Data shown:
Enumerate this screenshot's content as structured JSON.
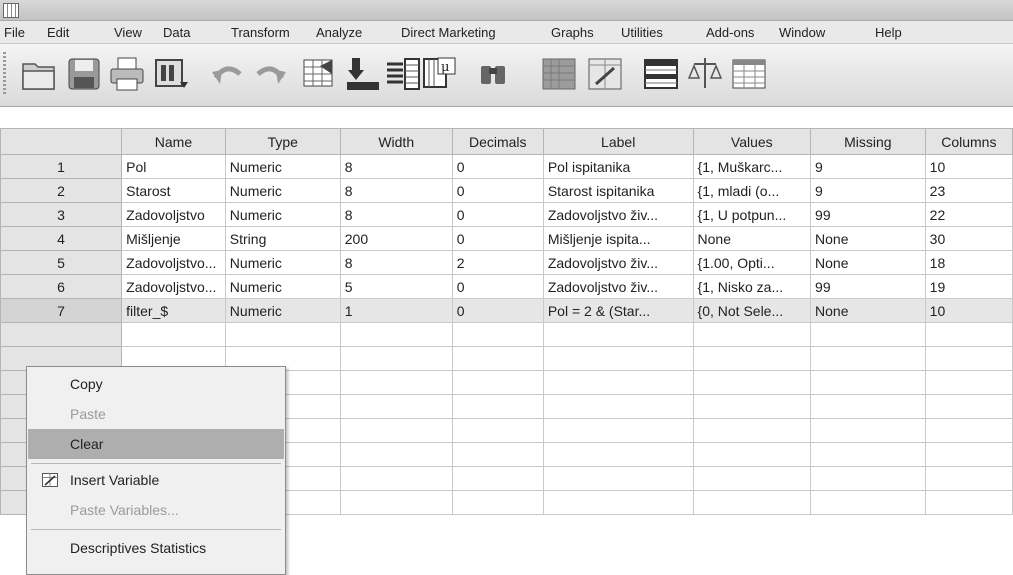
{
  "menubar": {
    "items": [
      "File",
      "Edit",
      "View",
      "Data",
      "Transform",
      "Analyze",
      "Direct Marketing",
      "Graphs",
      "Utilities",
      "Add-ons",
      "Window",
      "Help"
    ]
  },
  "toolbar": {
    "icons": [
      "open-folder-icon",
      "save-icon",
      "print-icon",
      "recall-dialog-icon",
      "undo-icon",
      "redo-icon",
      "goto-case-icon",
      "goto-variable-icon",
      "variables-icon",
      "run-descriptives-icon",
      "find-icon",
      "insert-cases-icon",
      "insert-variable-icon",
      "split-file-icon",
      "weight-cases-icon",
      "select-cases-icon"
    ]
  },
  "grid": {
    "columns": [
      "Name",
      "Type",
      "Width",
      "Decimals",
      "Label",
      "Values",
      "Missing",
      "Columns"
    ],
    "rows": [
      {
        "num": "1",
        "cells": [
          "Pol",
          "Numeric",
          "8",
          "0",
          "Pol ispitanika",
          "{1, Muškarc...",
          "9",
          "10"
        ]
      },
      {
        "num": "2",
        "cells": [
          "Starost",
          "Numeric",
          "8",
          "0",
          "Starost ispitanika",
          "{1, mladi (o...",
          "9",
          "23"
        ]
      },
      {
        "num": "3",
        "cells": [
          "Zadovoljstvo",
          "Numeric",
          "8",
          "0",
          "Zadovoljstvo živ...",
          "{1, U potpun...",
          "99",
          "22"
        ]
      },
      {
        "num": "4",
        "cells": [
          "Mišljenje",
          "String",
          "200",
          "0",
          "Mišljenje ispita...",
          "None",
          "None",
          "30"
        ]
      },
      {
        "num": "5",
        "cells": [
          "Zadovoljstvo...",
          "Numeric",
          "8",
          "2",
          "Zadovoljstvo živ...",
          "{1.00, Opti...",
          "None",
          "18"
        ]
      },
      {
        "num": "6",
        "cells": [
          "Zadovoljstvo...",
          "Numeric",
          "5",
          "0",
          "Zadovoljstvo živ...",
          "{1, Nisko za...",
          "99",
          "19"
        ]
      },
      {
        "num": "7",
        "cells": [
          "filter_$",
          "Numeric",
          "1",
          "0",
          "Pol = 2 & (Star...",
          "{0, Not Sele...",
          "None",
          "10"
        ]
      }
    ]
  },
  "context_menu": {
    "copy": "Copy",
    "paste": "Paste",
    "clear": "Clear",
    "insert_variable": "Insert Variable",
    "paste_variables": "Paste Variables...",
    "descriptives": "Descriptives Statistics"
  }
}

What to do: Every entry above should be duplicated exactly. Do not include the images.

Answer for this exercise:
Enumerate this screenshot's content as structured JSON.
{
  "menubar": {
    "items": [
      "File",
      "Edit",
      "View",
      "Data",
      "Transform",
      "Analyze",
      "Direct Marketing",
      "Graphs",
      "Utilities",
      "Add-ons",
      "Window",
      "Help"
    ]
  },
  "toolbar": {
    "icons": [
      "open-folder-icon",
      "save-icon",
      "print-icon",
      "recall-dialog-icon",
      "undo-icon",
      "redo-icon",
      "goto-case-icon",
      "goto-variable-icon",
      "variables-icon",
      "run-descriptives-icon",
      "find-icon",
      "insert-cases-icon",
      "insert-variable-icon",
      "split-file-icon",
      "weight-cases-icon",
      "select-cases-icon"
    ]
  },
  "grid": {
    "columns": [
      "Name",
      "Type",
      "Width",
      "Decimals",
      "Label",
      "Values",
      "Missing",
      "Columns"
    ],
    "rows": [
      {
        "num": "1",
        "cells": [
          "Pol",
          "Numeric",
          "8",
          "0",
          "Pol ispitanika",
          "{1, Muškarc...",
          "9",
          "10"
        ]
      },
      {
        "num": "2",
        "cells": [
          "Starost",
          "Numeric",
          "8",
          "0",
          "Starost ispitanika",
          "{1, mladi (o...",
          "9",
          "23"
        ]
      },
      {
        "num": "3",
        "cells": [
          "Zadovoljstvo",
          "Numeric",
          "8",
          "0",
          "Zadovoljstvo živ...",
          "{1, U potpun...",
          "99",
          "22"
        ]
      },
      {
        "num": "4",
        "cells": [
          "Mišljenje",
          "String",
          "200",
          "0",
          "Mišljenje ispita...",
          "None",
          "None",
          "30"
        ]
      },
      {
        "num": "5",
        "cells": [
          "Zadovoljstvo...",
          "Numeric",
          "8",
          "2",
          "Zadovoljstvo živ...",
          "{1.00, Opti...",
          "None",
          "18"
        ]
      },
      {
        "num": "6",
        "cells": [
          "Zadovoljstvo...",
          "Numeric",
          "5",
          "0",
          "Zadovoljstvo živ...",
          "{1, Nisko za...",
          "99",
          "19"
        ]
      },
      {
        "num": "7",
        "cells": [
          "filter_$",
          "Numeric",
          "1",
          "0",
          "Pol = 2 & (Star...",
          "{0, Not Sele...",
          "None",
          "10"
        ]
      }
    ]
  },
  "context_menu": {
    "copy": "Copy",
    "paste": "Paste",
    "clear": "Clear",
    "insert_variable": "Insert Variable",
    "paste_variables": "Paste Variables...",
    "descriptives": "Descriptives Statistics"
  }
}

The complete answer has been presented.